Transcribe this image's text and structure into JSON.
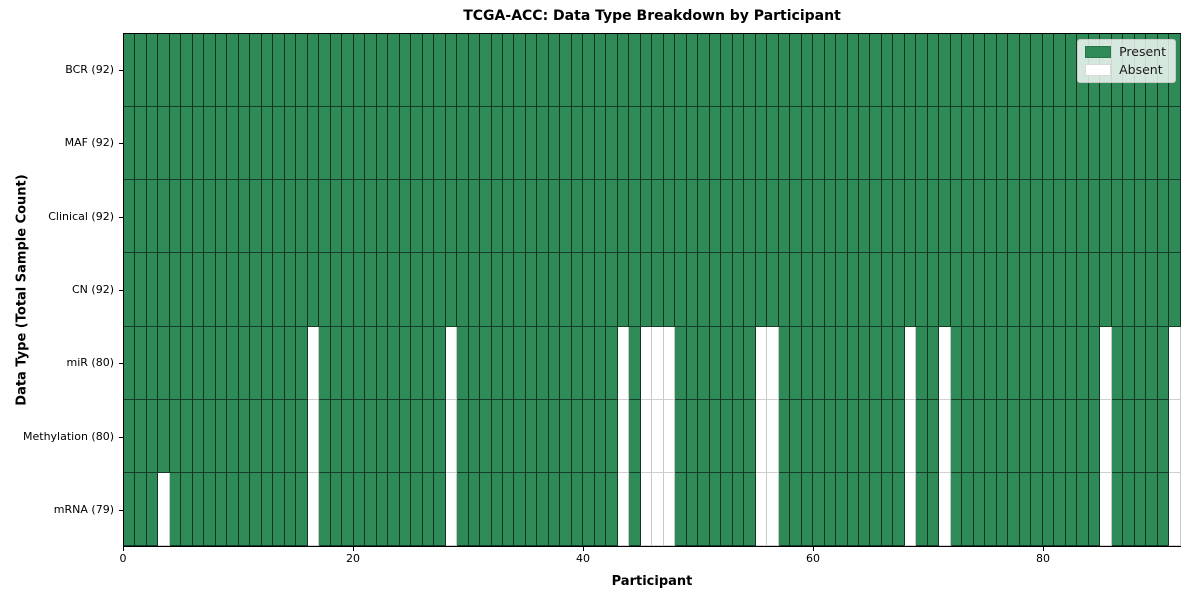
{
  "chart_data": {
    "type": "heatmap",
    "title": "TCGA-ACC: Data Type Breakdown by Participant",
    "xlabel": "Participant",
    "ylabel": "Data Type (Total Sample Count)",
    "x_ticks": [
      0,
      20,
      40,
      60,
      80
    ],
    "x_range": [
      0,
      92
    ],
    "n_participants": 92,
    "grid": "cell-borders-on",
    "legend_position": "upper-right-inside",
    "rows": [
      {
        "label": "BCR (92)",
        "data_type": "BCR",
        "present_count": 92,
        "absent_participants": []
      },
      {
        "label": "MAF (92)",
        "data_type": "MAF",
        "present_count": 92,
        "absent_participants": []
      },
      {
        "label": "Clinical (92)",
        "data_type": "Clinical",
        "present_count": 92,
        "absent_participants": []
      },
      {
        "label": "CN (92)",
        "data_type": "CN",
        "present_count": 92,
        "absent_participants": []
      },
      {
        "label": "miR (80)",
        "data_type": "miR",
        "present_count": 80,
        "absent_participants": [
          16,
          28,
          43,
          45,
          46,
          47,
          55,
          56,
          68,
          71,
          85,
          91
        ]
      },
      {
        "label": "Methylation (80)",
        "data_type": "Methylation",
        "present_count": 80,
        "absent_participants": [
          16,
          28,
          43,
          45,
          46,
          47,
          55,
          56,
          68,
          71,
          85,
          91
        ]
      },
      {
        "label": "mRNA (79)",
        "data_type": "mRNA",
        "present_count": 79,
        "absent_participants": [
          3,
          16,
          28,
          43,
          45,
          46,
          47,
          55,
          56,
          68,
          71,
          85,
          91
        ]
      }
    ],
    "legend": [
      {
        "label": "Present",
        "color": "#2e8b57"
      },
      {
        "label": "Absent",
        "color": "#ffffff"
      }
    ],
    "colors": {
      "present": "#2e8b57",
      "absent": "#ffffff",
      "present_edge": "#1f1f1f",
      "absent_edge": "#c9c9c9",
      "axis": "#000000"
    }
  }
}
----------------
Your copy should be the entries retyped exactly, with no images in it.

Transcribe this image's text and structure into JSON.
{
  "chart_data": {
    "type": "heatmap",
    "title": "TCGA-ACC: Data Type Breakdown by Participant",
    "xlabel": "Participant",
    "ylabel": "Data Type (Total Sample Count)",
    "x_ticks": [
      0,
      20,
      40,
      60,
      80
    ],
    "x_range": [
      0,
      92
    ],
    "n_participants": 92,
    "grid": "cell-borders-on",
    "legend_position": "upper-right-inside",
    "rows": [
      {
        "label": "BCR (92)",
        "data_type": "BCR",
        "present_count": 92,
        "absent_participants": []
      },
      {
        "label": "MAF (92)",
        "data_type": "MAF",
        "present_count": 92,
        "absent_participants": []
      },
      {
        "label": "Clinical (92)",
        "data_type": "Clinical",
        "present_count": 92,
        "absent_participants": []
      },
      {
        "label": "CN (92)",
        "data_type": "CN",
        "present_count": 92,
        "absent_participants": []
      },
      {
        "label": "miR (80)",
        "data_type": "miR",
        "present_count": 80,
        "absent_participants": [
          16,
          28,
          43,
          45,
          46,
          47,
          55,
          56,
          68,
          71,
          85,
          91
        ]
      },
      {
        "label": "Methylation (80)",
        "data_type": "Methylation",
        "present_count": 80,
        "absent_participants": [
          16,
          28,
          43,
          45,
          46,
          47,
          55,
          56,
          68,
          71,
          85,
          91
        ]
      },
      {
        "label": "mRNA (79)",
        "data_type": "mRNA",
        "present_count": 79,
        "absent_participants": [
          3,
          16,
          28,
          43,
          45,
          46,
          47,
          55,
          56,
          68,
          71,
          85,
          91
        ]
      }
    ],
    "legend": [
      {
        "label": "Present",
        "color": "#2e8b57"
      },
      {
        "label": "Absent",
        "color": "#ffffff"
      }
    ],
    "colors": {
      "present": "#2e8b57",
      "absent": "#ffffff",
      "present_edge": "#1f1f1f",
      "absent_edge": "#c9c9c9",
      "axis": "#000000"
    }
  }
}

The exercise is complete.